* _The exercise_
Extract every line where the string "Total" appears.

Figure dataset records:

=======

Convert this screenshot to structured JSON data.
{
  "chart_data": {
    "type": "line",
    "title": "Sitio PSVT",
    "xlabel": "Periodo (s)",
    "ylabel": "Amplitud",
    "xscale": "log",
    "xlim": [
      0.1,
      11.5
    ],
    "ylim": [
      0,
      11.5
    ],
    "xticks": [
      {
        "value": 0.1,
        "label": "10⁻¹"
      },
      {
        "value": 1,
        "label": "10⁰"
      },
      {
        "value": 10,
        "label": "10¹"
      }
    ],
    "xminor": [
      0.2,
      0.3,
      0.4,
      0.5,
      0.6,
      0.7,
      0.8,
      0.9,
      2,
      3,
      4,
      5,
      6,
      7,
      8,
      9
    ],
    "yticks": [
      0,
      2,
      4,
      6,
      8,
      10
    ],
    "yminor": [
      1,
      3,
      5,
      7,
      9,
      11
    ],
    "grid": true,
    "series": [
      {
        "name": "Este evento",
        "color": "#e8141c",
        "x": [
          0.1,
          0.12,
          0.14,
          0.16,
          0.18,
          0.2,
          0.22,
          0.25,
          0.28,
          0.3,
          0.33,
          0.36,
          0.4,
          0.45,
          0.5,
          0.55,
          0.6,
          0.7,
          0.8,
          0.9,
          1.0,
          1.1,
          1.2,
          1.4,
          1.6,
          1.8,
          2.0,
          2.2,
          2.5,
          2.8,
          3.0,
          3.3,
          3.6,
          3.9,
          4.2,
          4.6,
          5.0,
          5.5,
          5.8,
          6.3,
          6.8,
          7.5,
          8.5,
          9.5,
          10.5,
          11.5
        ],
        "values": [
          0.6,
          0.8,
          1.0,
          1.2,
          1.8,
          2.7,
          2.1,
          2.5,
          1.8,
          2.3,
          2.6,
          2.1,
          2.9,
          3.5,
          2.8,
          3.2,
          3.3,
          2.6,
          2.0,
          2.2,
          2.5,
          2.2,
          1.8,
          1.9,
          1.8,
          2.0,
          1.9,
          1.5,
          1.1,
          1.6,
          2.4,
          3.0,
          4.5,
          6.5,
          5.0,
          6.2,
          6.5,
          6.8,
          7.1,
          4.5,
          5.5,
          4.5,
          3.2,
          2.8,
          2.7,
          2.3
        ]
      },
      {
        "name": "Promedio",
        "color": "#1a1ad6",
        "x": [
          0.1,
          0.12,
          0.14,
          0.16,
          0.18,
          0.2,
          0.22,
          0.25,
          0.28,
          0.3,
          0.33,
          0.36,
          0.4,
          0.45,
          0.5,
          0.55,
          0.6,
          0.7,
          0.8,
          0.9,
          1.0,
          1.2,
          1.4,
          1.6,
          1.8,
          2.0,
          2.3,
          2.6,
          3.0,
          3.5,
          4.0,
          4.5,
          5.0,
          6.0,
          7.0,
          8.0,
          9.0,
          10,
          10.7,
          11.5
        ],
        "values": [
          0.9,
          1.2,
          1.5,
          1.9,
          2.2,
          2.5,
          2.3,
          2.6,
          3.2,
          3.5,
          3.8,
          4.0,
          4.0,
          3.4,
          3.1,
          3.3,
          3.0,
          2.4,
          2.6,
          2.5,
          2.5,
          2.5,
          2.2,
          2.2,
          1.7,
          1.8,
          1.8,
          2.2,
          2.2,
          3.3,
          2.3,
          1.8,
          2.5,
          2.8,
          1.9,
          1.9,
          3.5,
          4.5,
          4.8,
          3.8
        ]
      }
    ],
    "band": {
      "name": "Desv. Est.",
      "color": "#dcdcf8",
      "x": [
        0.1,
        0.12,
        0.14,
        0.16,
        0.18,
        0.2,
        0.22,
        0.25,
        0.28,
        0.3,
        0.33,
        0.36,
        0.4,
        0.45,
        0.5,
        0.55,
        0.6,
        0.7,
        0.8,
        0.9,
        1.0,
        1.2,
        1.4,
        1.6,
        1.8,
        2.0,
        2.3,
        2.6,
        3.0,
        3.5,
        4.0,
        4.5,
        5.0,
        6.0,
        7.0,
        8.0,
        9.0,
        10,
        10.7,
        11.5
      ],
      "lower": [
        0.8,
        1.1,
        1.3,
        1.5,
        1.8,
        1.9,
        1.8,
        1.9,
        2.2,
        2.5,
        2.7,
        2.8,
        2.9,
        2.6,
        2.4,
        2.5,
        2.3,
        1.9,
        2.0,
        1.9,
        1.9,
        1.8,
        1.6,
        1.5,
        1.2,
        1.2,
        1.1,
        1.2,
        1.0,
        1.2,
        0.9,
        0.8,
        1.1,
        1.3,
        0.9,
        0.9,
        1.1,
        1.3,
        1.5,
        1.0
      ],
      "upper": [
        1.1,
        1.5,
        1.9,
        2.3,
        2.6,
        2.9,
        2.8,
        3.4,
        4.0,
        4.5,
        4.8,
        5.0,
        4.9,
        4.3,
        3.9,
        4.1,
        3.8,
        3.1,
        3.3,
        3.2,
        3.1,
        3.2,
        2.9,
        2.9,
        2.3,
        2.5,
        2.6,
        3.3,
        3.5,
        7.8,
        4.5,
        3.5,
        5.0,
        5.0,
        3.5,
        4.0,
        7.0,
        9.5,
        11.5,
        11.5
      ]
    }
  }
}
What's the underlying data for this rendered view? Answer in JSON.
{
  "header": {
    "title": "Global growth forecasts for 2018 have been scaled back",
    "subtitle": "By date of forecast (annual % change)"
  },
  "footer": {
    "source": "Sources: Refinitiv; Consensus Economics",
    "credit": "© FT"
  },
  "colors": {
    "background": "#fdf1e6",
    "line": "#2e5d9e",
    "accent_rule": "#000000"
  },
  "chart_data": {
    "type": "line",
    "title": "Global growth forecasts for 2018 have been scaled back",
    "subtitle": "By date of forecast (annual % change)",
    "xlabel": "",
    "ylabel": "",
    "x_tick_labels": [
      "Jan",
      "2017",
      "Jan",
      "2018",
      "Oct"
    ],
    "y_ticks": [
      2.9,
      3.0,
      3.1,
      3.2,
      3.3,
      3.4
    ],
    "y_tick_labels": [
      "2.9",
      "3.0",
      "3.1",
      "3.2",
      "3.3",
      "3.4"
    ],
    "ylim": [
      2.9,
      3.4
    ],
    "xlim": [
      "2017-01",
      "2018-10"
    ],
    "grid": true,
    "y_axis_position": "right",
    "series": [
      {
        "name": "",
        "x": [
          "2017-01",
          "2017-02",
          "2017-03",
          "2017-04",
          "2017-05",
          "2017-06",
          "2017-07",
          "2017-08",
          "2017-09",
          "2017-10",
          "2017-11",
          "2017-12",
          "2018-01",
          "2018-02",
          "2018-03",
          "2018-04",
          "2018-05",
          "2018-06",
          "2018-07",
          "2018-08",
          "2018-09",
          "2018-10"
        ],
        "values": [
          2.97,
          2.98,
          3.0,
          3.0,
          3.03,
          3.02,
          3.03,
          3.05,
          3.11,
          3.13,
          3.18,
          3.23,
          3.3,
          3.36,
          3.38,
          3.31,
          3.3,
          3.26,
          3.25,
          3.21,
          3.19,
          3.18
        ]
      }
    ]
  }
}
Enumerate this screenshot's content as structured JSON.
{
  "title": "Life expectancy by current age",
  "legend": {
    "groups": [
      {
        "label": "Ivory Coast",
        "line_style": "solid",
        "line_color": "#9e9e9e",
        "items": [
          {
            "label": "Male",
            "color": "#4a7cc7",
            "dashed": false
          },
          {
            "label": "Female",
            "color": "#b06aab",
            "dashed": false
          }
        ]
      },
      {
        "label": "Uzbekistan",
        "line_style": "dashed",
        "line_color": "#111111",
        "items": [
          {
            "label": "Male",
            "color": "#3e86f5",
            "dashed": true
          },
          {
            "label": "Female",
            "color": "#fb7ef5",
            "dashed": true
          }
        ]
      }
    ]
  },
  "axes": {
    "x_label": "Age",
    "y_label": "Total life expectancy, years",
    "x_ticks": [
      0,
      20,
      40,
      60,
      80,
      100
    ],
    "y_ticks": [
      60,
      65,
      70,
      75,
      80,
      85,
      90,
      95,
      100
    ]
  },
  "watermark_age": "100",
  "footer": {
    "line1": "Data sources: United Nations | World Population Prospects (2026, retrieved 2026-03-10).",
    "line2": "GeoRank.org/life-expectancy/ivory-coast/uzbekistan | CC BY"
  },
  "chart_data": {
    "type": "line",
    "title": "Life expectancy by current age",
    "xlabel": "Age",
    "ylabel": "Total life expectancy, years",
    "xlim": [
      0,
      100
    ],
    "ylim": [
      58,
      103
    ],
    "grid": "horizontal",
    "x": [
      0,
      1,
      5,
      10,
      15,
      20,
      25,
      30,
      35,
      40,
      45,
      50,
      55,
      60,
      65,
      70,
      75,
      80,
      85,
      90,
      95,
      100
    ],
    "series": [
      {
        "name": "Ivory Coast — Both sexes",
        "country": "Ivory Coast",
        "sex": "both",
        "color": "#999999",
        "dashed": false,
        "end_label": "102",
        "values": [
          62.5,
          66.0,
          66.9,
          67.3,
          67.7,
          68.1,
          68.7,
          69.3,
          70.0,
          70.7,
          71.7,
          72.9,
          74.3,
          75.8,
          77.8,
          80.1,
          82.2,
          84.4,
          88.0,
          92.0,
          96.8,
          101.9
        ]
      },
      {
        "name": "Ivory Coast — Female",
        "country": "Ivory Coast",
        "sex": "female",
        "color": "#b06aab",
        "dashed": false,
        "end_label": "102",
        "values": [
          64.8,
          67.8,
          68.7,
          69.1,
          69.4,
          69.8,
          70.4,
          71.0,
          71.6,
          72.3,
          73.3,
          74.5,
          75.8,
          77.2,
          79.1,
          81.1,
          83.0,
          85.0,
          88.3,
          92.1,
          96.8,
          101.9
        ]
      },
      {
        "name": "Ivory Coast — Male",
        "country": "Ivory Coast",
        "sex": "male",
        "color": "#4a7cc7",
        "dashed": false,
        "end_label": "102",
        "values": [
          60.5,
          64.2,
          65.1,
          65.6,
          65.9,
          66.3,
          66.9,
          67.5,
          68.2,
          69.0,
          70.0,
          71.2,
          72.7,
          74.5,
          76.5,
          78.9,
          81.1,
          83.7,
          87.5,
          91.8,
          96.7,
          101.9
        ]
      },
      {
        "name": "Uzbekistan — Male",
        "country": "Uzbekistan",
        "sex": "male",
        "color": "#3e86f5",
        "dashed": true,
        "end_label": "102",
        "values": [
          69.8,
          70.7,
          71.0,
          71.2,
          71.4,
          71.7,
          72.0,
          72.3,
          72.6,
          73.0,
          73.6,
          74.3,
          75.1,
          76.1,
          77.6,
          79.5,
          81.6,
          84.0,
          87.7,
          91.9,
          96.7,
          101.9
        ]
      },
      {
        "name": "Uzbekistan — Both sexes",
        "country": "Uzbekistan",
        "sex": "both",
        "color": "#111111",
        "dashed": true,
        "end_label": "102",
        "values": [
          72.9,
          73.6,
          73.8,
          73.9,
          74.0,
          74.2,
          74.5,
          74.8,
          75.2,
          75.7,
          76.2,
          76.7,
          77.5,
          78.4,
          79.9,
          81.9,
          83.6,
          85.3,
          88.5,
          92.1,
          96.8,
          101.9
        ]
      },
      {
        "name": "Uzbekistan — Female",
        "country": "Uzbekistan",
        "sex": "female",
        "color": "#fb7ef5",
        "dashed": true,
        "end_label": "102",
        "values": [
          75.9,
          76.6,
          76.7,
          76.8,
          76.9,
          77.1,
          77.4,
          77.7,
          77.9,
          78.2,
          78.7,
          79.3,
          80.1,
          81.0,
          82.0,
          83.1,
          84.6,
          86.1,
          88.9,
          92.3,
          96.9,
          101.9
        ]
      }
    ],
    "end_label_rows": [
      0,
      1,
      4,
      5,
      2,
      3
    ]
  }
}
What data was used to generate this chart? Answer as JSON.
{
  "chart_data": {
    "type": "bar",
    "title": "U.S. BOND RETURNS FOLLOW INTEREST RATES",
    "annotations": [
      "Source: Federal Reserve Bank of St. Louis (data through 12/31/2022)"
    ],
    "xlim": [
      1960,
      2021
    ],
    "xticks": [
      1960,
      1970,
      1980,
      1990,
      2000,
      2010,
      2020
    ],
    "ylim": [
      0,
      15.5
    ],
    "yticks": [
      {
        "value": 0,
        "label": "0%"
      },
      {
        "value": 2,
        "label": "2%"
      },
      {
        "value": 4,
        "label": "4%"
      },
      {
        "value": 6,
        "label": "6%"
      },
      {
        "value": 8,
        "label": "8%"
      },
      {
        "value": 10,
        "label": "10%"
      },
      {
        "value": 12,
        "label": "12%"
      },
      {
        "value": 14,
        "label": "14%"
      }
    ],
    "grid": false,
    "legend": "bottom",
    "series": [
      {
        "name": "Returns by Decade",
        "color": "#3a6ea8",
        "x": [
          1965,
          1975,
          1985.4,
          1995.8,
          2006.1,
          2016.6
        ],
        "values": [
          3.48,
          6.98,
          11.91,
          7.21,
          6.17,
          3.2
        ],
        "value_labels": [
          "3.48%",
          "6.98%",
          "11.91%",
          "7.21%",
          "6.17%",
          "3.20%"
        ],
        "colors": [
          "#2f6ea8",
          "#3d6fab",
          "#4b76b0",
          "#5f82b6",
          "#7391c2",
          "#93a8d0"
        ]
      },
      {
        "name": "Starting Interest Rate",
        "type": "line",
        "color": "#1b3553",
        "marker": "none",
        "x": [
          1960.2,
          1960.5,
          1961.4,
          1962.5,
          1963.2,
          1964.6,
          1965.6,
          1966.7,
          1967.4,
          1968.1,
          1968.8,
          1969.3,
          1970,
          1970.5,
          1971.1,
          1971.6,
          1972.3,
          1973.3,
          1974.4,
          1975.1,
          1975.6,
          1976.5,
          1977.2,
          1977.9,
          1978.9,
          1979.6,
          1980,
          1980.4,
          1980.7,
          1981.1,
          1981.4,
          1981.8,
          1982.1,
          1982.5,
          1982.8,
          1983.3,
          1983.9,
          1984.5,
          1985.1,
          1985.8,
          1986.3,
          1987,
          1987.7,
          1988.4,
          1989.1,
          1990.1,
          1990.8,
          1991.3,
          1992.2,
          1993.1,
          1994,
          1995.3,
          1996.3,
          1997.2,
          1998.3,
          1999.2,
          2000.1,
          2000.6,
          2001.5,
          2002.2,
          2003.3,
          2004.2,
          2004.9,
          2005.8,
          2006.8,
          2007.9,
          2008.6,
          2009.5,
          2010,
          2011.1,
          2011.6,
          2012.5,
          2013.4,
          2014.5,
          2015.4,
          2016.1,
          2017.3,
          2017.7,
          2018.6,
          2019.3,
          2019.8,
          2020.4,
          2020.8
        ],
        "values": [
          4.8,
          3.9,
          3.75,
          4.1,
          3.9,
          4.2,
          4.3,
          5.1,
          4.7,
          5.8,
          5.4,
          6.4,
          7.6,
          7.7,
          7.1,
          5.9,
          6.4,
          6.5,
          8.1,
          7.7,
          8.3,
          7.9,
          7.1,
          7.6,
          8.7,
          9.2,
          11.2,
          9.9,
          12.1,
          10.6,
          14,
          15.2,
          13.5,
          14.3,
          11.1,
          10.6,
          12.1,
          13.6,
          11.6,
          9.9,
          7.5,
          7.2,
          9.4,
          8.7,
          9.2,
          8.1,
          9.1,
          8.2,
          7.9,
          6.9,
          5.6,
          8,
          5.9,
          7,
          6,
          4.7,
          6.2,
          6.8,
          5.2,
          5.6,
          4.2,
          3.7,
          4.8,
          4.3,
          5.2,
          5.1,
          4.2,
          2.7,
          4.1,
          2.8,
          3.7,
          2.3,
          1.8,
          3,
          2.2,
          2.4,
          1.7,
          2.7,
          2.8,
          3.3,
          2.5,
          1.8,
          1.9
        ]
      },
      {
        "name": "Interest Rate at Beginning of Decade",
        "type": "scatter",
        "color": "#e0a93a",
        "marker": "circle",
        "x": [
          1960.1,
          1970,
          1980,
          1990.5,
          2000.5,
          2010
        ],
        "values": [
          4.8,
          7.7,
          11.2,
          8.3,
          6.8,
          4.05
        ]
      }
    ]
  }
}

=======

* _Worked solution_
    "y_label": "Total life expectancy, years",
    "ylabel": "Total life expectancy, years",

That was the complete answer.